[Data items]
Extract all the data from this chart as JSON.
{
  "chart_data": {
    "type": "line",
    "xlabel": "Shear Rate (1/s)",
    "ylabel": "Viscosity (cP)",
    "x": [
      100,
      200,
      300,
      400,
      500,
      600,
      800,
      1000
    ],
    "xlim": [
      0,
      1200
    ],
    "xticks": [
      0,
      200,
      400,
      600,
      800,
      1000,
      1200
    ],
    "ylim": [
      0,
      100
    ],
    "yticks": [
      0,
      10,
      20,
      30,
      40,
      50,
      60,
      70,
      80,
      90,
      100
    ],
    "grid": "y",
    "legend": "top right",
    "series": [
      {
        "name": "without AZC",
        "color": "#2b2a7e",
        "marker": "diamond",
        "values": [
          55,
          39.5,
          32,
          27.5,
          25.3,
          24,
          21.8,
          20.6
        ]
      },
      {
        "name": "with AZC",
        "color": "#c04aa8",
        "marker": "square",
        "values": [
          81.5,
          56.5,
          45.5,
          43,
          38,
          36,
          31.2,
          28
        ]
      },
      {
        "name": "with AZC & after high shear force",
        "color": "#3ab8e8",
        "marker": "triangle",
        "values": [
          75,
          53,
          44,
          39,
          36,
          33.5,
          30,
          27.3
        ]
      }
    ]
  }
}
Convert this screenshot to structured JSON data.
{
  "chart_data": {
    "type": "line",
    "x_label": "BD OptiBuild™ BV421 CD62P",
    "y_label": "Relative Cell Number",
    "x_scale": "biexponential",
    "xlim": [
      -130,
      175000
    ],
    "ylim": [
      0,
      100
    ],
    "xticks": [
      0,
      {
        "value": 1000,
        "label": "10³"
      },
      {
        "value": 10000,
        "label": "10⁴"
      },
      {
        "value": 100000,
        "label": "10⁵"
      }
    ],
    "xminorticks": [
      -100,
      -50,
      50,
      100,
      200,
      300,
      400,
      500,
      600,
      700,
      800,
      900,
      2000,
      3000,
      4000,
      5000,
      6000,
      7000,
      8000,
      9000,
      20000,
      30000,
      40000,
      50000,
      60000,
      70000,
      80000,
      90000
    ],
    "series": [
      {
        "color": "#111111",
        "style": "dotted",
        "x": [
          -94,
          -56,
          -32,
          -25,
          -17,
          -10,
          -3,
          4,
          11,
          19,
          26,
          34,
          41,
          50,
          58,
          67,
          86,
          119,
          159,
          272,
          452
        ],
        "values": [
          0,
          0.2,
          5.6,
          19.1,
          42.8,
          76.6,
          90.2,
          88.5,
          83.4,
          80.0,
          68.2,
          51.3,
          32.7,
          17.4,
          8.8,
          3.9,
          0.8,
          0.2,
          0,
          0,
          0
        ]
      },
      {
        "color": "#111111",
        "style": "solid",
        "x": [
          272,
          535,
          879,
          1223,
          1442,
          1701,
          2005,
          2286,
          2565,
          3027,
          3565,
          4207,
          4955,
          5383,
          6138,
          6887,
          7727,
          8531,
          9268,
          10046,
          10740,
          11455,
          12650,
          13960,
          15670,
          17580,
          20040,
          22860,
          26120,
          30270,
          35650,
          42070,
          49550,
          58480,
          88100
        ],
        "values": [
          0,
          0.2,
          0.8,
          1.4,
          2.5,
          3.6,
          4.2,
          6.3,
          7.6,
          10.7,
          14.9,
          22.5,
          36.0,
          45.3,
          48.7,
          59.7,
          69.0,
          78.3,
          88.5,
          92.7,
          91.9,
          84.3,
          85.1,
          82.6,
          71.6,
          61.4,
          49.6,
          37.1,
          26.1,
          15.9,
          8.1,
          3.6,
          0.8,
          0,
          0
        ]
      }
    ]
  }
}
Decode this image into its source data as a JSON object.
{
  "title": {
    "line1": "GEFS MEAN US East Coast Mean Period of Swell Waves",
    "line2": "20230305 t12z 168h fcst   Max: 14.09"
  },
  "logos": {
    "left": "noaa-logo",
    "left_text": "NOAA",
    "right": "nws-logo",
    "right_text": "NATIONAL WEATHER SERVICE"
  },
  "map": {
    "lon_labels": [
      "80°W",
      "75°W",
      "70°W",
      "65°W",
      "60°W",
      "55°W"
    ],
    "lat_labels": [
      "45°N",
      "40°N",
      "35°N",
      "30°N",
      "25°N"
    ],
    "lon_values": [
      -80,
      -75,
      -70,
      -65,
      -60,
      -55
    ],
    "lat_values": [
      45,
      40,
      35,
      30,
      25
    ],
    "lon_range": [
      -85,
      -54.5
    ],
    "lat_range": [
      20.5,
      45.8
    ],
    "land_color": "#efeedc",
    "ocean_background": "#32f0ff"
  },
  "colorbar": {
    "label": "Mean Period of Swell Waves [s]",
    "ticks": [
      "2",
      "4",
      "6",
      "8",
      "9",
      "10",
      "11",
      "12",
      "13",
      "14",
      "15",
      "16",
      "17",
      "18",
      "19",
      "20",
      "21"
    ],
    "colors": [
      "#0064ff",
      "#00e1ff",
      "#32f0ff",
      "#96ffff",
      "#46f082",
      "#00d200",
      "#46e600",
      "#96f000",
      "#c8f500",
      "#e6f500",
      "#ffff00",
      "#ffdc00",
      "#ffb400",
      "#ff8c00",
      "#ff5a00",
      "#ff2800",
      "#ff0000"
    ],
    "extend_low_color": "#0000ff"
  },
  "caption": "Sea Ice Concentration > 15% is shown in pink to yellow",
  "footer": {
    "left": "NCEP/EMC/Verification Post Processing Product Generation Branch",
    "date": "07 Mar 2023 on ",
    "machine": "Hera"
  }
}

Task goal: Give back the data above exactly as it appears.

Finished exercise:
Extract all the data from this chart as JSON.
{
  "chart_data": {
    "type": "line",
    "xlabel": "Shear Rate (1/s)",
    "ylabel": "Viscosity (cP)",
    "x": [
      100,
      200,
      300,
      400,
      500,
      600,
      800,
      1000
    ],
    "xlim": [
      0,
      1200
    ],
    "xticks": [
      0,
      200,
      400,
      600,
      800,
      1000,
      1200
    ],
    "ylim": [
      0,
      100
    ],
    "yticks": [
      0,
      10,
      20,
      30,
      40,
      50,
      60,
      70,
      80,
      90,
      100
    ],
    "grid": "y",
    "legend": "top right",
    "series": [
      {
        "name": "without AZC",
        "color": "#2b2a7e",
        "marker": "diamond",
        "values": [
          55,
          39.5,
          32,
          27.5,
          25.3,
          24,
          21.8,
          20.6
        ]
      },
      {
        "name": "with AZC",
        "color": "#c04aa8",
        "marker": "square",
        "values": [
          81.5,
          56.5,
          45.5,
          43,
          38,
          36,
          31.2,
          28
        ]
      },
      {
        "name": "with AZC & after high shear force",
        "color": "#3ab8e8",
        "marker": "triangle",
        "values": [
          75,
          53,
          44,
          39,
          36,
          33.5,
          30,
          27.3
        ]
      }
    ]
  }
}
Convert this screenshot to structured JSON data.
{
  "chart_data": {
    "type": "line",
    "x_label": "BD OptiBuild™ BV421 CD62P",
    "y_label": "Relative Cell Number",
    "x_scale": "biexponential",
    "xlim": [
      -130,
      175000
    ],
    "ylim": [
      0,
      100
    ],
    "xticks": [
      0,
      {
        "value": 1000,
        "label": "10³"
      },
      {
        "value": 10000,
        "label": "10⁴"
      },
      {
        "value": 100000,
        "label": "10⁵"
      }
    ],
    "xminorticks": [
      -100,
      -50,
      50,
      100,
      200,
      300,
      400,
      500,
      600,
      700,
      800,
      900,
      2000,
      3000,
      4000,
      5000,
      6000,
      7000,
      8000,
      9000,
      20000,
      30000,
      40000,
      50000,
      60000,
      70000,
      80000,
      90000
    ],
    "series": [
      {
        "color": "#111111",
        "style": "dotted",
        "x": [
          -94,
          -56,
          -32,
          -25,
          -17,
          -10,
          -3,
          4,
          11,
          19,
          26,
          34,
          41,
          50,
          58,
          67,
          86,
          119,
          159,
          272,
          452
        ],
        "values": [
          0,
          0.2,
          5.6,
          19.1,
          42.8,
          76.6,
          90.2,
          88.5,
          83.4,
          80.0,
          68.2,
          51.3,
          32.7,
          17.4,
          8.8,
          3.9,
          0.8,
          0.2,
          0,
          0,
          0
        ]
      },
      {
        "color": "#111111",
        "style": "solid",
        "x": [
          272,
          535,
          879,
          1223,
          1442,
          1701,
          2005,
          2286,
          2565,
          3027,
          3565,
          4207,
          4955,
          5383,
          6138,
          6887,
          7727,
          8531,
          9268,
          10046,
          10740,
          11455,
          12650,
          13960,
          15670,
          17580,
          20040,
          22860,
          26120,
          30270,
          35650,
          42070,
          49550,
          58480,
          88100
        ],
        "values": [
          0,
          0.2,
          0.8,
          1.4,
          2.5,
          3.6,
          4.2,
          6.3,
          7.6,
          10.7,
          14.9,
          22.5,
          36.0,
          45.3,
          48.7,
          59.7,
          69.0,
          78.3,
          88.5,
          92.7,
          91.9,
          84.3,
          85.1,
          82.6,
          71.6,
          61.4,
          49.6,
          37.1,
          26.1,
          15.9,
          8.1,
          3.6,
          0.8,
          0,
          0
        ]
      }
    ]
  }
}
Decode this image into its source data as a JSON object.
{
  "title": {
    "line1": "GEFS MEAN US East Coast Mean Period of Swell Waves",
    "line2": "20230305 t12z 168h fcst   Max: 14.09"
  },
  "logos": {
    "left": "noaa-logo",
    "left_text": "NOAA",
    "right": "nws-logo",
    "right_text": "NATIONAL WEATHER SERVICE"
  },
  "map": {
    "lon_labels": [
      "80°W",
      "75°W",
      "70°W",
      "65°W",
      "60°W",
      "55°W"
    ],
    "lat_labels": [
      "45°N",
      "40°N",
      "35°N",
      "30°N",
      "25°N"
    ],
    "lon_values": [
      -80,
      -75,
      -70,
      -65,
      -60,
      -55
    ],
    "lat_values": [
      45,
      40,
      35,
      30,
      25
    ],
    "lon_range": [
      -85,
      -54.5
    ],
    "lat_range": [
      20.5,
      45.8
    ],
    "land_color": "#efeedc",
    "ocean_background": "#32f0ff"
  },
  "colorbar": {
    "label": "Mean Period of Swell Waves [s]",
    "ticks": [
      "2",
      "4",
      "6",
      "8",
      "9",
      "10",
      "11",
      "12",
      "13",
      "14",
      "15",
      "16",
      "17",
      "18",
      "19",
      "20",
      "21"
    ],
    "colors": [
      "#0064ff",
      "#00e1ff",
      "#32f0ff",
      "#96ffff",
      "#46f082",
      "#00d200",
      "#46e600",
      "#96f000",
      "#c8f500",
      "#e6f500",
      "#ffff00",
      "#ffdc00",
      "#ffb400",
      "#ff8c00",
      "#ff5a00",
      "#ff2800",
      "#ff0000"
    ],
    "extend_low_color": "#0000ff"
  },
  "caption": "Sea Ice Concentration > 15% is shown in pink to yellow",
  "footer": {
    "left": "NCEP/EMC/Verification Post Processing Product Generation Branch",
    "date": "07 Mar 2023 on ",
    "machine": "Hera"
  }
}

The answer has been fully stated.